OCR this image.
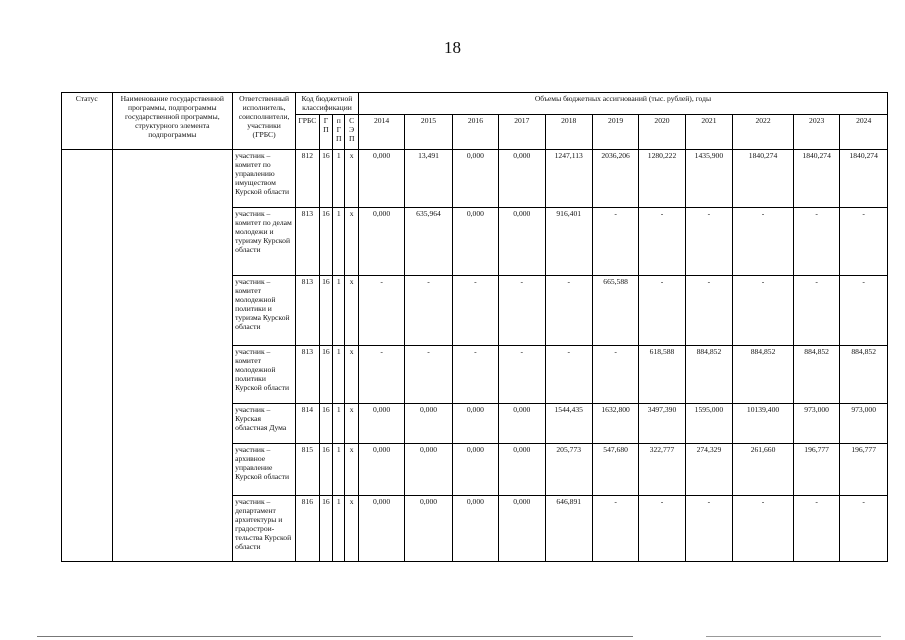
18
Статус	Наименование государственной программы, подпрограммы государственной программы, структурного элемента подпрограммы	Ответственный исполнитель, соисполнители, участники (ГРБС)	Код бюджетной классификации				Объемы бюджетных ассигнований (тыс. рублей), годы										

			ГРБС	ГП	пГП	СЭП	2014	2015	2016	2017	2018	2019	2020	2021	2022	2023	2024
		участник – комитет по управлению имуществом Курской области	812	16	1	х	0,000	13,491	0,000	0,000	1247,113	2036,206	1280,222	1435,900	1840,274	1840,274	1840,274
		участник – комитет по делам молодежи и туризму Курской области	813	16	1	х	0,000	635,964	0,000	0,000	916,401	-	-	-	-	-	-
		участник – комитет молодежной политики и туризма Курской области	813	16	1	х	-	-	-	-	-	665,588	-	-	-	-	-
		участник – комитет молодежной политики Курской области	813	16	1	х	-	-	-	-	-	-	618,588	884,852	884,852	884,852	884,852
		участник – Курская областная Дума	814	16	1	х	0,000	0,000	0,000	0,000	1544,435	1632,800	3497,390	1595,000	10139,400	973,000	973,000
		участник – архивное управление Курской области	815	16	1	х	0,000	0,000	0,000	0,000	205,773	547,680	322,777	274,329	261,660	196,777	196,777
		участник – департамент архитектуры и градострои-тельства Курской области	816	16	1	х	0,000	0,000	0,000	0,000	646,891	-	-	-	-	-	-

- - -

INSTRUCTION
Every line should be retyped exactly, with the pictures omitted.

RESPONSE BELOW
OCR this image.
18
Статус	Наименование государственной программы, подпрограммы государственной программы, структурного элемента подпрограммы	Ответственный исполнитель, соисполнители, участники (ГРБС)	Код бюджетной классификации				Объемы бюджетных ассигнований (тыс. рублей), годы										

			ГРБС	ГП	пГП	СЭП	2014	2015	2016	2017	2018	2019	2020	2021	2022	2023	2024
		участник – комитет по управлению имуществом Курской области	812	16	1	х	0,000	13,491	0,000	0,000	1247,113	2036,206	1280,222	1435,900	1840,274	1840,274	1840,274
		участник – комитет по делам молодежи и туризму Курской области	813	16	1	х	0,000	635,964	0,000	0,000	916,401	-	-	-	-	-	-
		участник – комитет молодежной политики и туризма Курской области	813	16	1	х	-	-	-	-	-	665,588	-	-	-	-	-
		участник – комитет молодежной политики Курской области	813	16	1	х	-	-	-	-	-	-	618,588	884,852	884,852	884,852	884,852
		участник – Курская областная Дума	814	16	1	х	0,000	0,000	0,000	0,000	1544,435	1632,800	3497,390	1595,000	10139,400	973,000	973,000
		участник – архивное управление Курской области	815	16	1	х	0,000	0,000	0,000	0,000	205,773	547,680	322,777	274,329	261,660	196,777	196,777
		участник – департамент архитектуры и градострои-тельства Курской области	816	16	1	х	0,000	0,000	0,000	0,000	646,891	-	-	-	-	-	-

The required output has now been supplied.